**WHAT THE TASK ASKS**
Although the records include pictures, print only the rest, exactly as written.

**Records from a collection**
════

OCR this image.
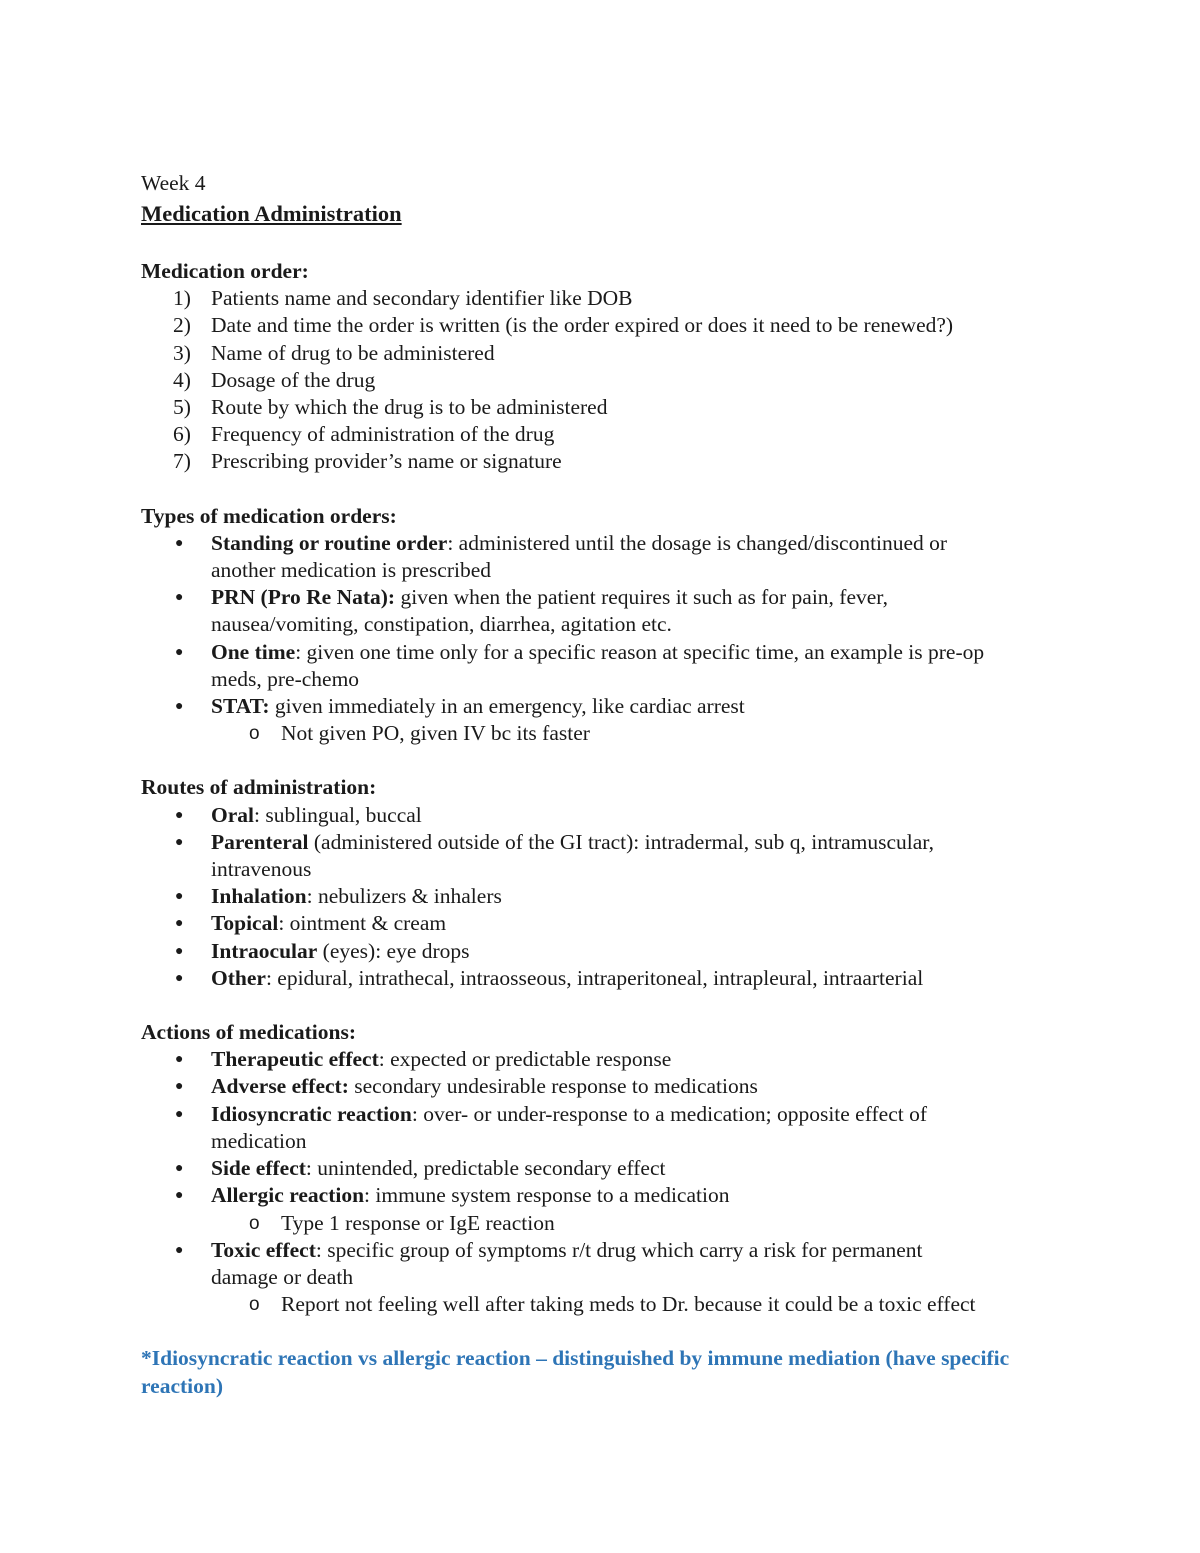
Week 4
Medication Administration
Medication order:
1) Patients name and secondary identifier like DOB
2) Date and time the order is written (is the order expired or does it need to be renewed?)
3) Name of drug to be administered
4) Dosage of the drug
5) Route by which the drug is to be administered
6) Frequency of administration of the drug
7) Prescribing provider’s name or signature
Types of medication orders:
● Standing or routine order: administered until the dosage is changed/discontinued or
another medication is prescribed
● PRN (Pro Re Nata): given when the patient requires it such as for pain, fever,
nausea/vomiting, constipation, diarrhea, agitation etc.
● One time: given one time only for a specific reason at specific time, an example is pre-op
meds, pre-chemo
● STAT: given immediately in an emergency, like cardiac arrest
o Not given PO, given IV bc its faster
Routes of administration:
● Oral: sublingual, buccal
● Parenteral (administered outside of the GI tract): intradermal, sub q, intramuscular,
intravenous
● Inhalation: nebulizers & inhalers
● Topical: ointment & cream
● Intraocular (eyes): eye drops
● Other: epidural, intrathecal, intraosseous, intraperitoneal, intrapleural, intraarterial
Actions of medications:
● Therapeutic effect: expected or predictable response
● Adverse effect: secondary undesirable response to medications
● Idiosyncratic reaction: over- or under-response to a medication; opposite effect of
medication
● Side effect: unintended, predictable secondary effect
● Allergic reaction: immune system response to a medication
o Type 1 response or IgE reaction
● Toxic effect: specific group of symptoms r/t drug which carry a risk for permanent
damage or death
o Report not feeling well after taking meds to Dr. because it could be a toxic effect
*Idiosyncratic reaction vs allergic reaction – distinguished by immune mediation (have specific reaction)
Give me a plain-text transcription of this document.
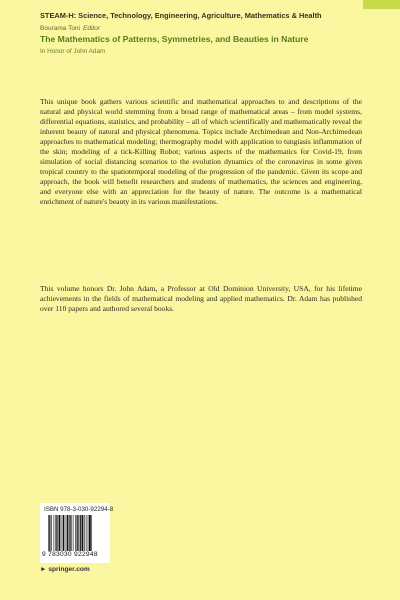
STEAM-H: Science, Technology, Engineering, Agriculture, Mathematics & Health
Bourama Toni Editor
The Mathematics of Patterns, Symmetries, and Beauties in Nature
In Honor of John Adam

This unique book gathers various scientific and mathematical approaches to and descriptions of the natural and physical world stemming from a broad range of mathematical areas – from model systems, differential equations, statistics, and probability – all of which scientifically and mathematically reveal the inherent beauty of natural and physical phenomena. Topics include Archimedean and Non-Archimedean approaches to mathematical modeling; thermography model with application to tungiasis inflammation of the skin; modeling of a tick-Killing Robot; various aspects of the mathematics for Covid-19, from simulation of social distancing scenarios to the evolution dynamics of the coronavirus in some given tropical country to the spatiotemporal modeling of the progression of the pandemic. Given its scope and approach, the book will benefit researchers and students of mathematics, the sciences and engineering, and everyone else with an appreciation for the beauty of nature. The outcome is a mathematical enrichment of nature's beauty in its various manifestations.

This volume honors Dr. John Adam, a Professor at Old Dominion University, USA, for his lifetime achievements in the fields of mathematical modeling and applied mathematics. Dr. Adam has published over 110 papers and authored several books.

ISBN 978-3-030-92294-8
9 783030 922948
► springer.com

════

**ANSWER BOX**
OCR this image.
Week 4
Medication Administration
Medication order:
1) Patients name and secondary identifier like DOB
2) Date and time the order is written (is the order expired or does it need to be renewed?)
3) Name of drug to be administered
4) Dosage of the drug
5) Route by which the drug is to be administered
6) Frequency of administration of the drug
7) Prescribing provider’s name or signature
Types of medication orders:
● Standing or routine order: administered until the dosage is changed/discontinued or
another medication is prescribed
● PRN (Pro Re Nata): given when the patient requires it such as for pain, fever,
nausea/vomiting, constipation, diarrhea, agitation etc.
● One time: given one time only for a specific reason at specific time, an example is pre-op
meds, pre-chemo
● STAT: given immediately in an emergency, like cardiac arrest
o Not given PO, given IV bc its faster
Routes of administration:
● Oral: sublingual, buccal
● Parenteral (administered outside of the GI tract): intradermal, sub q, intramuscular,
intravenous
● Inhalation: nebulizers & inhalers
● Topical: ointment & cream
● Intraocular (eyes): eye drops
● Other: epidural, intrathecal, intraosseous, intraperitoneal, intrapleural, intraarterial
Actions of medications:
● Therapeutic effect: expected or predictable response
● Adverse effect: secondary undesirable response to medications
● Idiosyncratic reaction: over- or under-response to a medication; opposite effect of
medication
● Side effect: unintended, predictable secondary effect
● Allergic reaction: immune system response to a medication
o Type 1 response or IgE reaction
● Toxic effect: specific group of symptoms r/t drug which carry a risk for permanent
damage or death
o Report not feeling well after taking meds to Dr. because it could be a toxic effect
*Idiosyncratic reaction vs allergic reaction – distinguished by immune mediation (have specific reaction)
Give me a plain-text transcription of this document.
STEAM-H: Science, Technology, Engineering, Agriculture, Mathematics & Health
Bourama Toni Editor
The Mathematics of Patterns, Symmetries, and Beauties in Nature
In Honor of John Adam

This unique book gathers various scientific and mathematical approaches to and descriptions of the natural and physical world stemming from a broad range of mathematical areas – from model systems, differential equations, statistics, and probability – all of which scientifically and mathematically reveal the inherent beauty of natural and physical phenomena. Topics include Archimedean and Non-Archimedean approaches to mathematical modeling; thermography model with application to tungiasis inflammation of the skin; modeling of a tick-Killing Robot; various aspects of the mathematics for Covid-19, from simulation of social distancing scenarios to the evolution dynamics of the coronavirus in some given tropical country to the spatiotemporal modeling of the progression of the pandemic. Given its scope and approach, the book will benefit researchers and students of mathematics, the sciences and engineering, and everyone else with an appreciation for the beauty of nature. The outcome is a mathematical enrichment of nature's beauty in its various manifestations.

This volume honors Dr. John Adam, a Professor at Old Dominion University, USA, for his lifetime achievements in the fields of mathematical modeling and applied mathematics. Dr. Adam has published over 110 papers and authored several books.

ISBN 978-3-030-92294-8
9 783030 922948
► springer.com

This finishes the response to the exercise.